> **PROBLEM**
Could you update these entries by changing every "bullet-dot-icon" to "bullet-marker" and leaving all else unchanged?

══════════

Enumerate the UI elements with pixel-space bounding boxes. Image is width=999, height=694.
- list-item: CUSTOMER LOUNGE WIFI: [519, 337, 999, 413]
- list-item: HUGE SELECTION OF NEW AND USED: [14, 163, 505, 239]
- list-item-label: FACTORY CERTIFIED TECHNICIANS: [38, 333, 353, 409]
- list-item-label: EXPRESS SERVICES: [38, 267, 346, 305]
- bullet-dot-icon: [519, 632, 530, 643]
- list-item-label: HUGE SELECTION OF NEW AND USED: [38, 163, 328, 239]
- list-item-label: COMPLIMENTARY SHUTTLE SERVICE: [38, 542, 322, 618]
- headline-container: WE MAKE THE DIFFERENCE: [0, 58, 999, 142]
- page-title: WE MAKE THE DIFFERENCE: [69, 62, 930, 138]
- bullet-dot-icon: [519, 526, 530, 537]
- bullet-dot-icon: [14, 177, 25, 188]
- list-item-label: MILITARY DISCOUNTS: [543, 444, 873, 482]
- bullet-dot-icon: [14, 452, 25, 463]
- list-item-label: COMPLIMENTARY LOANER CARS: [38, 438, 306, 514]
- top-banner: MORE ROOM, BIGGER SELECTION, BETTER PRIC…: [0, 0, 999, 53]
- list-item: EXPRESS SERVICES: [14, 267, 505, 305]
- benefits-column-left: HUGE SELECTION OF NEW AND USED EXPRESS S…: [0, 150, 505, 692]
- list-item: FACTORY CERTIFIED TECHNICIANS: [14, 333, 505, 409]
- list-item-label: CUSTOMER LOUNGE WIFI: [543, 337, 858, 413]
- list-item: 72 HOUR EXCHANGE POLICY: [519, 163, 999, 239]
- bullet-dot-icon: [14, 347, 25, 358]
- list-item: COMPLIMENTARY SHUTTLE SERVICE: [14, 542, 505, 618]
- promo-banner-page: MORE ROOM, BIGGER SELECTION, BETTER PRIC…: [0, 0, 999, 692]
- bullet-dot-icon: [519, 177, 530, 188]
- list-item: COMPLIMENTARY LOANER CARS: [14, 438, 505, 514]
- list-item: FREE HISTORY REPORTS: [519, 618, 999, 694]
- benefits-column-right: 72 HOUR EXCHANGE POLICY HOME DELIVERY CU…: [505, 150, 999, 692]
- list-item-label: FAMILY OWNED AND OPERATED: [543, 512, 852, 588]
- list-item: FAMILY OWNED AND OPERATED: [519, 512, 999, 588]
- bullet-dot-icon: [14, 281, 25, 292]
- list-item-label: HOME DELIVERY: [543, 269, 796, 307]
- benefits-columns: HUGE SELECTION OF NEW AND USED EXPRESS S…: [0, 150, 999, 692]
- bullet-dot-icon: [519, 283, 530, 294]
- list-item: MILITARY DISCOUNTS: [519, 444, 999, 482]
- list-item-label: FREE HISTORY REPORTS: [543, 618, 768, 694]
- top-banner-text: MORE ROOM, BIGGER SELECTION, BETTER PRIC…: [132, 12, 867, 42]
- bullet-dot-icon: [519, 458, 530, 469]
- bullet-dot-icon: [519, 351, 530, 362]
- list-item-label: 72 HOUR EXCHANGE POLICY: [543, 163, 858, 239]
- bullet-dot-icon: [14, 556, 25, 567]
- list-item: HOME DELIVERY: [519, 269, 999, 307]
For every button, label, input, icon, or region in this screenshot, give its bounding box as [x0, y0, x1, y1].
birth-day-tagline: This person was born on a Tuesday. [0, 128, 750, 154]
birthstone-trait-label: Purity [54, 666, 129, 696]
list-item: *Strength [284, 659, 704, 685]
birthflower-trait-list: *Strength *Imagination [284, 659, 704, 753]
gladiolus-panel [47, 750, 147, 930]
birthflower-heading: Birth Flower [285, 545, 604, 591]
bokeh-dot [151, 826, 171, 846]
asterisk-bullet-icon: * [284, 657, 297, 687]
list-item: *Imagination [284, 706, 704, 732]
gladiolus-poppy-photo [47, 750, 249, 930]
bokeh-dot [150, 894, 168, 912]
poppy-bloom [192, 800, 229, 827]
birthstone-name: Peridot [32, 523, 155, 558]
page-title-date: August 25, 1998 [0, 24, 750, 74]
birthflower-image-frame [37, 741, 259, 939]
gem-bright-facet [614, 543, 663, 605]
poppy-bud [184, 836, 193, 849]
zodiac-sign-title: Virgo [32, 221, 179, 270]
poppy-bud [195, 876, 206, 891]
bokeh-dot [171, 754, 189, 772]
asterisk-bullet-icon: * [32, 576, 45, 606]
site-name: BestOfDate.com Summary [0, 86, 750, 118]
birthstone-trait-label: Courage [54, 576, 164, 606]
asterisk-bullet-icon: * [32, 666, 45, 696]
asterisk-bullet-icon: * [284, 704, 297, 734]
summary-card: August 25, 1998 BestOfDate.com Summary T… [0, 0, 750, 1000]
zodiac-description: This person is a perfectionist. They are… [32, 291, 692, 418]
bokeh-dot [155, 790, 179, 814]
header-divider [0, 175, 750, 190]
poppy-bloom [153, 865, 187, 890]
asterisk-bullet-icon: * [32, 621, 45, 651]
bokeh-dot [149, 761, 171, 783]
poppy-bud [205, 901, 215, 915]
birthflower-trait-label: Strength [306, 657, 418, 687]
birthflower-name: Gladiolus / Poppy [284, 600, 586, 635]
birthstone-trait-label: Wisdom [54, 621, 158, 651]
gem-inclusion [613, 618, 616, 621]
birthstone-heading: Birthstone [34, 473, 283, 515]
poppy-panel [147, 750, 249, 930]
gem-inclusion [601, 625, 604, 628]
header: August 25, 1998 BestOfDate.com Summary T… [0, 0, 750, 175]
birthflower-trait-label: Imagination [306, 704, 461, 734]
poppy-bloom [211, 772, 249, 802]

══════════

> **EXERCISE ANSWER**
Enumerate the UI elements with pixel-space bounding boxes. Image is width=999, height=694.
- list-item: CUSTOMER LOUNGE WIFI: [519, 337, 999, 413]
- list-item: HUGE SELECTION OF NEW AND USED: [14, 163, 505, 239]
- list-item-label: FACTORY CERTIFIED TECHNICIANS: [38, 333, 353, 409]
- list-item-label: EXPRESS SERVICES: [38, 267, 346, 305]
- bullet-marker: [519, 632, 530, 643]
- list-item-label: HUGE SELECTION OF NEW AND USED: [38, 163, 328, 239]
- list-item-label: COMPLIMENTARY SHUTTLE SERVICE: [38, 542, 322, 618]
- headline-container: WE MAKE THE DIFFERENCE: [0, 58, 999, 142]
- page-title: WE MAKE THE DIFFERENCE: [69, 62, 930, 138]
- bullet-marker: [519, 526, 530, 537]
- bullet-marker: [14, 177, 25, 188]
- list-item-label: MILITARY DISCOUNTS: [543, 444, 873, 482]
- bullet-marker: [14, 452, 25, 463]
- list-item-label: COMPLIMENTARY LOANER CARS: [38, 438, 306, 514]
- top-banner: MORE ROOM, BIGGER SELECTION, BETTER PRIC…: [0, 0, 999, 53]
- list-item: EXPRESS SERVICES: [14, 267, 505, 305]
- benefits-column-left: HUGE SELECTION OF NEW AND USED EXPRESS S…: [0, 150, 505, 692]
- list-item: FACTORY CERTIFIED TECHNICIANS: [14, 333, 505, 409]
- list-item-label: CUSTOMER LOUNGE WIFI: [543, 337, 858, 413]
- list-item: 72 HOUR EXCHANGE POLICY: [519, 163, 999, 239]
- bullet-marker: [14, 347, 25, 358]
- list-item: COMPLIMENTARY SHUTTLE SERVICE: [14, 542, 505, 618]
- promo-banner-page: MORE ROOM, BIGGER SELECTION, BETTER PRIC…: [0, 0, 999, 692]
- bullet-marker: [519, 177, 530, 188]
- list-item: COMPLIMENTARY LOANER CARS: [14, 438, 505, 514]
- list-item: FREE HISTORY REPORTS: [519, 618, 999, 694]
- benefits-column-right: 72 HOUR EXCHANGE POLICY HOME DELIVERY CU…: [505, 150, 999, 692]
- list-item-label: FAMILY OWNED AND OPERATED: [543, 512, 852, 588]
- list-item: FAMILY OWNED AND OPERATED: [519, 512, 999, 588]
- bullet-marker: [14, 281, 25, 292]
- list-item-label: HOME DELIVERY: [543, 269, 796, 307]
- benefits-columns: HUGE SELECTION OF NEW AND USED EXPRESS S…: [0, 150, 999, 692]
- bullet-marker: [519, 283, 530, 294]
- list-item: MILITARY DISCOUNTS: [519, 444, 999, 482]
- list-item-label: FREE HISTORY REPORTS: [543, 618, 768, 694]
- top-banner-text: MORE ROOM, BIGGER SELECTION, BETTER PRIC…: [132, 12, 867, 42]
- bullet-marker: [519, 458, 530, 469]
- bullet-marker: [519, 351, 530, 362]
- list-item-label: 72 HOUR EXCHANGE POLICY: [543, 163, 858, 239]
- bullet-marker: [14, 556, 25, 567]
- list-item: HOME DELIVERY: [519, 269, 999, 307]
For every button, label, input, icon, or region in this screenshot, give its bounding box as [x0, y0, x1, y1].
birth-day-tagline: This person was born on a Tuesday. [0, 128, 750, 154]
birthstone-trait-label: Purity [54, 666, 129, 696]
list-item: *Strength [284, 659, 704, 685]
birthflower-trait-list: *Strength *Imagination [284, 659, 704, 753]
gladiolus-panel [47, 750, 147, 930]
birthflower-heading: Birth Flower [285, 545, 604, 591]
bokeh-dot [151, 826, 171, 846]
asterisk-bullet-icon: * [284, 657, 297, 687]
list-item: *Imagination [284, 706, 704, 732]
gladiolus-poppy-photo [47, 750, 249, 930]
bokeh-dot [150, 894, 168, 912]
poppy-bloom [192, 800, 229, 827]
birthstone-name: Peridot [32, 523, 155, 558]
page-title-date: August 25, 1998 [0, 24, 750, 74]
birthflower-image-frame [37, 741, 259, 939]
gem-bright-facet [614, 543, 663, 605]
poppy-bud [184, 836, 193, 849]
zodiac-sign-title: Virgo [32, 221, 179, 270]
poppy-bud [195, 876, 206, 891]
bokeh-dot [171, 754, 189, 772]
asterisk-bullet-icon: * [32, 576, 45, 606]
site-name: BestOfDate.com Summary [0, 86, 750, 118]
birthstone-trait-label: Courage [54, 576, 164, 606]
asterisk-bullet-icon: * [32, 666, 45, 696]
asterisk-bullet-icon: * [284, 704, 297, 734]
summary-card: August 25, 1998 BestOfDate.com Summary T… [0, 0, 750, 1000]
zodiac-description: This person is a perfectionist. They are… [32, 291, 692, 418]
bokeh-dot [155, 790, 179, 814]
header-divider [0, 175, 750, 190]
poppy-bloom [153, 865, 187, 890]
asterisk-bullet-icon: * [32, 621, 45, 651]
bokeh-dot [149, 761, 171, 783]
poppy-bud [205, 901, 215, 915]
birthflower-trait-label: Strength [306, 657, 418, 687]
birthflower-name: Gladiolus / Poppy [284, 600, 586, 635]
birthstone-trait-label: Wisdom [54, 621, 158, 651]
gem-inclusion [613, 618, 616, 621]
birthstone-heading: Birthstone [34, 473, 283, 515]
poppy-panel [147, 750, 249, 930]
gem-inclusion [601, 625, 604, 628]
header: August 25, 1998 BestOfDate.com Summary T… [0, 0, 750, 175]
birthflower-trait-label: Imagination [306, 704, 461, 734]
poppy-bloom [211, 772, 249, 802]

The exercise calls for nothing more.